##### Records provided
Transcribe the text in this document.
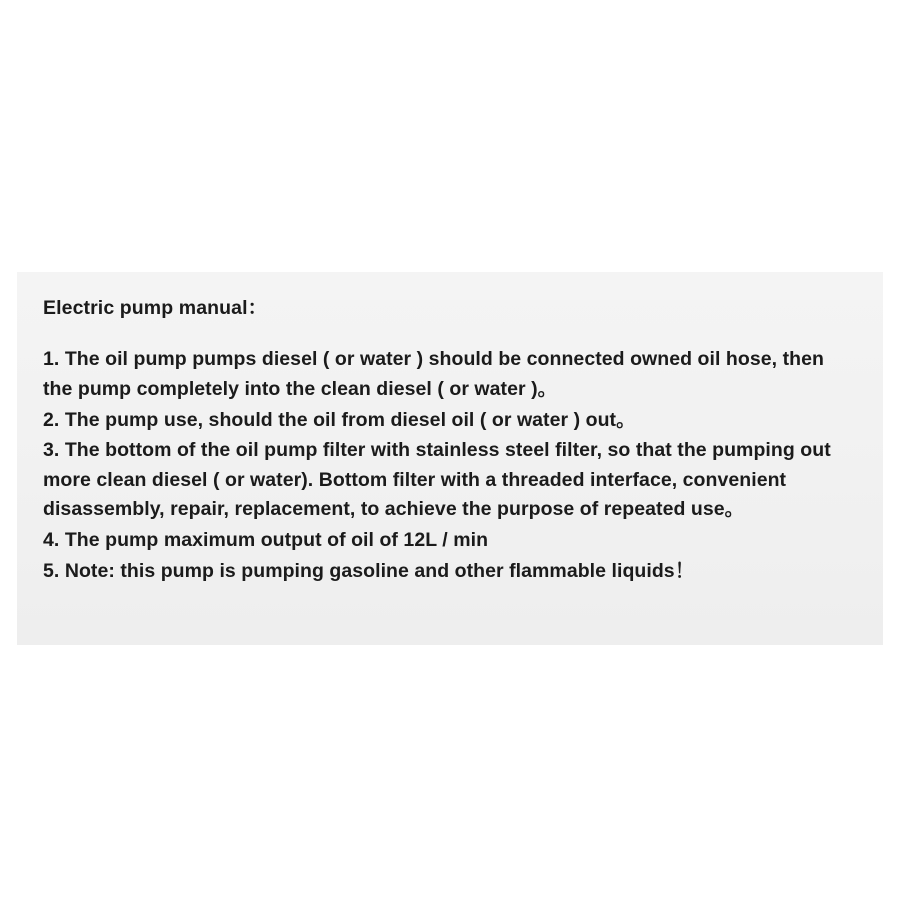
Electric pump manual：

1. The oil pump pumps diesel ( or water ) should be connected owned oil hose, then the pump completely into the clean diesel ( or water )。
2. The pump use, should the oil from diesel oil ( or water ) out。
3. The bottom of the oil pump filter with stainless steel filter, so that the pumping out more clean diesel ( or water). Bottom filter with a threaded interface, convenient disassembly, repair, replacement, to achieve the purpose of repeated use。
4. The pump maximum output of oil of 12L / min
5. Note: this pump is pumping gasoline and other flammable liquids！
##########
##### Records provided
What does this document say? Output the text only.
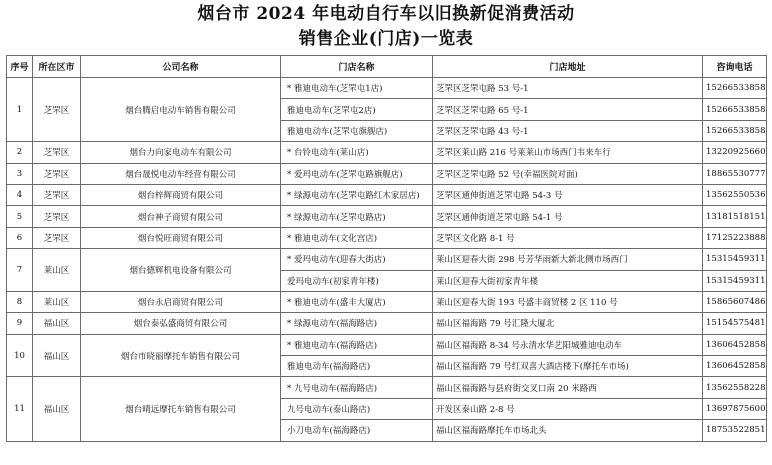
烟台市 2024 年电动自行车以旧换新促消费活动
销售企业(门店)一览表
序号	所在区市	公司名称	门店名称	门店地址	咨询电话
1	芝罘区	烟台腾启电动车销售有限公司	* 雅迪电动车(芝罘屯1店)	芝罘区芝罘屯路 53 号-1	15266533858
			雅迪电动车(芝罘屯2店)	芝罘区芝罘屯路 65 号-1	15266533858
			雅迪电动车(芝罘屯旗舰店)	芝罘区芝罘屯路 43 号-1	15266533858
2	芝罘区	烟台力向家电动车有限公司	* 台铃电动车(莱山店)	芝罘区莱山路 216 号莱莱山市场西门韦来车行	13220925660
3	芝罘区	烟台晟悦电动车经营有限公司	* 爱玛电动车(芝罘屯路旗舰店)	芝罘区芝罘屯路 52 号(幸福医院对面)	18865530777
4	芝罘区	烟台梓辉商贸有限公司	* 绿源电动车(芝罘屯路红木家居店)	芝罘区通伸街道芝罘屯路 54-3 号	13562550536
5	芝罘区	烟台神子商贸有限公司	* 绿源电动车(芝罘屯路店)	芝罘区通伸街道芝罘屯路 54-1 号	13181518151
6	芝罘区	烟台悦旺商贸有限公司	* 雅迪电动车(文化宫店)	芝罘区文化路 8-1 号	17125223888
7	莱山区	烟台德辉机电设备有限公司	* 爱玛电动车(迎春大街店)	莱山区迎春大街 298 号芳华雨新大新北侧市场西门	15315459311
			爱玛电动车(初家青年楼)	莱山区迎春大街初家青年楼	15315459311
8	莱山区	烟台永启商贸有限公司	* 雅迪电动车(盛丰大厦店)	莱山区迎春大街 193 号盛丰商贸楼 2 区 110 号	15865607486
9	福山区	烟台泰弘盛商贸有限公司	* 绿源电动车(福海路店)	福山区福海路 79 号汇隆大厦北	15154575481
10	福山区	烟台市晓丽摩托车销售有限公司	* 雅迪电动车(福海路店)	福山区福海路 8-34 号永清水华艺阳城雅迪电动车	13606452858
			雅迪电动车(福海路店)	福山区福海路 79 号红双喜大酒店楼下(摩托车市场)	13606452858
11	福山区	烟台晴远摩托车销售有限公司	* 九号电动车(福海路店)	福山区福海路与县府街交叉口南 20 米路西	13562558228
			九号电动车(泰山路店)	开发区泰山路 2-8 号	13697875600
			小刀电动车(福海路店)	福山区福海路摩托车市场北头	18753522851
##########
##### Records provided
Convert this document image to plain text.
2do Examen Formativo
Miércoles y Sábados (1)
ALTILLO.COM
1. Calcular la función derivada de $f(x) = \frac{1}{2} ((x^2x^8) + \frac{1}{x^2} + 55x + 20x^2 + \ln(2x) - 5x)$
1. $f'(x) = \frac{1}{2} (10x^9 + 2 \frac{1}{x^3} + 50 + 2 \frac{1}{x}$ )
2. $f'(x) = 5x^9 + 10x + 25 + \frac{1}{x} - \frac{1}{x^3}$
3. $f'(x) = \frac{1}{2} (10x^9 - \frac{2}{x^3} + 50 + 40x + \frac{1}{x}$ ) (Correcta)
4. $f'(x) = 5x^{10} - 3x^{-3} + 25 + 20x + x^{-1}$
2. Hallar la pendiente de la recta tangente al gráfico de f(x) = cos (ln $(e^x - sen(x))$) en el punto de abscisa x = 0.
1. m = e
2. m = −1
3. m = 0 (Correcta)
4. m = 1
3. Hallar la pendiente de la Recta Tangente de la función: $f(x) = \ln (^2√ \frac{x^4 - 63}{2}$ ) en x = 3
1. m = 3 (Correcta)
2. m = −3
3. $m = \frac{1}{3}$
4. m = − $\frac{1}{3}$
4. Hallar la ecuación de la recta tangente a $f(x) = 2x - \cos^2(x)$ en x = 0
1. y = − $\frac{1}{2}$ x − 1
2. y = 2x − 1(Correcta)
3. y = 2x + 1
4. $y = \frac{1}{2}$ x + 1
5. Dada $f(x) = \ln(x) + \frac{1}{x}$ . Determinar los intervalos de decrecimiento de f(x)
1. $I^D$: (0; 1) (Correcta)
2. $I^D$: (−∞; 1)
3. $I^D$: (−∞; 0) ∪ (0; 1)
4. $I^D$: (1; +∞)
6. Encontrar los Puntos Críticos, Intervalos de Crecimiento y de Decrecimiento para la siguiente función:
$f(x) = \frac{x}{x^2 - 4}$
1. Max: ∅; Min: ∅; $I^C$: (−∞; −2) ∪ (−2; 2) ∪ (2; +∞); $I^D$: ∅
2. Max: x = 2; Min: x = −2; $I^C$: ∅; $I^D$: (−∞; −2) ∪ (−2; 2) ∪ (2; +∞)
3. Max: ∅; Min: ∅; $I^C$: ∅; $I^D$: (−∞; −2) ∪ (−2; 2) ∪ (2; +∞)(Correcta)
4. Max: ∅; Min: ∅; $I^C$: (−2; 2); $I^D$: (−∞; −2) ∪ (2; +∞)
##########
Look through the entries above for the word "función". Copy every line where it shows up.

1. Calcular la función derivada de $f(x) = \frac{1}{2} ((x^2x^8) + \frac{1}{x^2} + 55x + 20x^2 + \ln(2x) - 5x)$
3. Hallar la pendiente de la Recta Tangente de la función: $f(x) = \ln (^2√ \frac{x^4 - 63}{2}$ ) en x = 3
6. Encontrar los Puntos Críticos, Intervalos de Crecimiento y de Decrecimiento para la siguiente función:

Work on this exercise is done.